Passage.
In the 1990s, the founders of the C-Project (in which C stands for the mathematical symbol for “speed of light”), sought to explore the possibilities of this unique medium. The C-Project ceased operations in 1999, at which time H1 master plates (those that are only viewable with directed laser light) and H2 sub-master plates (made through a two-step process from the H1 and viewable in LED light) had been completed by each of the artists working in conjunction with master technicians.

Artist Matthew Schreiber worked closely with each of the artists invited to participate in the C-Project to realize their holograms. In recent years he developed new materials and methods to translate the H1 master plate directly to a “final” hologram on glass. Final editioned holograms were made from the work of Louise Bourgeois, Chuck Close, and Ed Ruscha in 2017. The donation includes selections of the holograms by each of the 20 artists that best represent each artist’s contribution to C-Project, as well as one set of each edition.

“We are pleased to add these visually compelling and artistically significant holograms of the late 20th century to our photograph collection, which has such great depth in 19th-century stereography, including examples by Carleton Watkins, Eadweard Muybridge, Mathew Brady, Roger Fenton, Francis Frith, and Adolphe Braun,” says Jim Ganz, senior curator of photographs at the J. Paul Getty Museum. “We are grateful to Guy and Nora Barron, who have been passionate collectors of contemporary art for six decades, with an emphasis in the movements of Pop Art, Conceptual Art, and Minimalism. Their identification of the Getty as the appropriate repository for this important group of works enables us to enhance the Museum’s holdings in these areas as well.”

Record excerpts.
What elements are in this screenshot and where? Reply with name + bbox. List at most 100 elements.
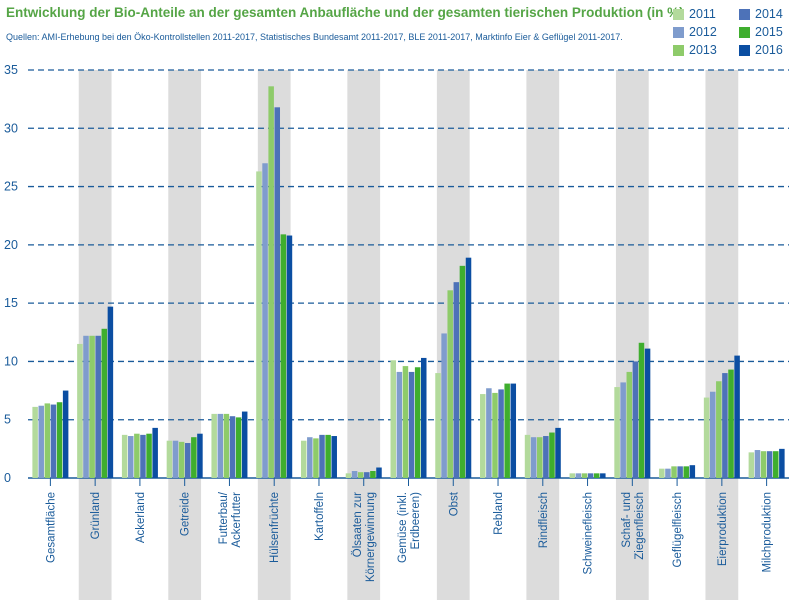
x-tick-label-line: Grünland [90, 492, 102, 539]
bar [683, 466, 689, 478]
bar [659, 468, 665, 478]
bar [262, 163, 268, 478]
category-band [168, 70, 202, 600]
bar [56, 402, 63, 478]
y-tick-label: 30 [4, 121, 18, 135]
bar [414, 367, 421, 478]
bar [77, 343, 83, 478]
x-tick-label-line: Hülsenfrüchte [269, 492, 281, 563]
bar [345, 473, 352, 478]
bar [677, 466, 683, 478]
bar [510, 383, 517, 478]
y-tick-label: 0 [4, 471, 11, 485]
x-tick-label-line: Futterbau/ [218, 491, 230, 544]
x-tick-label: Ölsaaten zur Körnergewinnung [352, 492, 377, 582]
bar [549, 432, 555, 478]
y-tick-label: 15 [4, 296, 18, 310]
y-tick-label: 20 [4, 238, 18, 252]
bar [274, 107, 281, 478]
bar [480, 394, 486, 478]
x-tick-label: Geflügelfleisch [672, 492, 684, 567]
bar [325, 434, 331, 478]
x-tick-label-line: Schaf- und [621, 492, 633, 548]
x-tick-label: Schaf- und Ziegenfleisch [621, 492, 646, 560]
x-tick-label: Eierproduktion [717, 492, 729, 566]
legend-swatch [673, 9, 684, 20]
x-tick-label: Rebland [493, 492, 505, 535]
bar [331, 436, 337, 478]
x-tick-label: Getreide [180, 492, 192, 536]
x-tick-label-line: Milchproduktion [762, 492, 774, 573]
bar [217, 413, 224, 478]
legend-label: 2012 [689, 25, 717, 39]
legend-swatch [739, 27, 750, 38]
bar [754, 450, 761, 478]
bar [734, 355, 740, 478]
bar [286, 235, 293, 478]
bar [152, 427, 158, 478]
bar [773, 451, 779, 478]
y-tick-label: 35 [4, 63, 18, 77]
bar [703, 397, 710, 478]
bar [728, 369, 734, 478]
x-tick-label-line: Ölsaaten zur [352, 492, 364, 557]
legend-swatch [739, 9, 750, 20]
bar [184, 443, 191, 478]
x-tick-label-line: Eierproduktion [717, 492, 729, 566]
x-tick-label-line: Rebland [493, 492, 505, 535]
bar [543, 436, 549, 478]
bar [593, 473, 600, 478]
x-tick-label: Ackerland [135, 492, 147, 543]
bar [716, 381, 722, 478]
x-tick-label-line: Rindfleisch [538, 492, 550, 548]
legend-label: 2014 [755, 7, 783, 21]
bar [101, 328, 108, 478]
legend-swatch [673, 27, 684, 38]
category-band [526, 70, 560, 600]
bar [166, 440, 173, 478]
x-tick-label-line: Gemüse (inkl. [397, 492, 409, 563]
x-tick-label: Milchproduktion [762, 492, 774, 573]
bar [671, 466, 677, 478]
bar [581, 473, 588, 478]
bar [644, 348, 651, 478]
bar [486, 388, 492, 478]
bar [191, 437, 197, 478]
bar [229, 416, 236, 478]
x-tick-label: Schweinefleisch [583, 492, 595, 574]
y-tick-label: 10 [4, 354, 18, 368]
bar [402, 366, 409, 478]
bar [268, 86, 274, 478]
x-tick-label-line: Kartoffeln [314, 492, 326, 541]
bar [760, 451, 767, 478]
x-tick-label-line: Erdbeeren) [410, 492, 422, 550]
bar [390, 360, 396, 478]
y-tick-label: 5 [4, 413, 11, 427]
bar [620, 382, 626, 478]
bar [524, 434, 531, 478]
bar [587, 473, 594, 478]
bar [504, 383, 510, 478]
bar [709, 391, 716, 478]
legend-swatch [739, 45, 750, 56]
bar [459, 265, 466, 478]
bar [748, 452, 755, 478]
bar [140, 434, 146, 478]
x-tick-label: Rindfleisch [538, 492, 550, 548]
bar [569, 473, 576, 478]
x-tick-label: Gesamtfläche [45, 492, 57, 563]
bar [50, 404, 57, 478]
bar [453, 282, 460, 478]
x-tick-label-line: Schweinefleisch [583, 492, 595, 574]
x-tick-label: Grünland [90, 492, 102, 539]
bar [223, 413, 230, 478]
bar [95, 335, 101, 478]
legend-label: 2013 [689, 43, 717, 57]
bar [530, 437, 537, 478]
x-tick-label: Kartoffeln [314, 492, 326, 541]
x-tick-label-line: Ackerfutter [231, 492, 243, 548]
bar [32, 406, 38, 478]
bar [632, 361, 639, 478]
bar [689, 465, 696, 478]
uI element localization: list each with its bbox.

Prompt 1. From the C-Project passage, repeat the text starting at "In the 1990s, the" and ending at "with master technicians.".
Prompt 2.
Answer these questions from the C-Project passage:
(a) In what year did the C-Project cease operations?
(b) Whose work was made into final editioned holograms in 2017?
(c) What position does Jim Ganz hold at the J. Paul Getty Museum?

Result 1.
In the 1990s, the founders of the C-Project (in which C stands for the mathematical symbol for “speed of light”), sought to explore the possibilities of this unique medium. The C-Project ceased operations in 1999, at which time H1 master plates (those that are only viewable with directed laser light) and H2 sub-master plates (made through a two-step process from the H1 and viewable in LED light) had been completed by each of the artists working in conjunction with master technicians.

Result 2.
(a) 1999
(b) Louise Bourgeois, Chuck Close, and Ed Ruscha
(c) Senior curator of photographs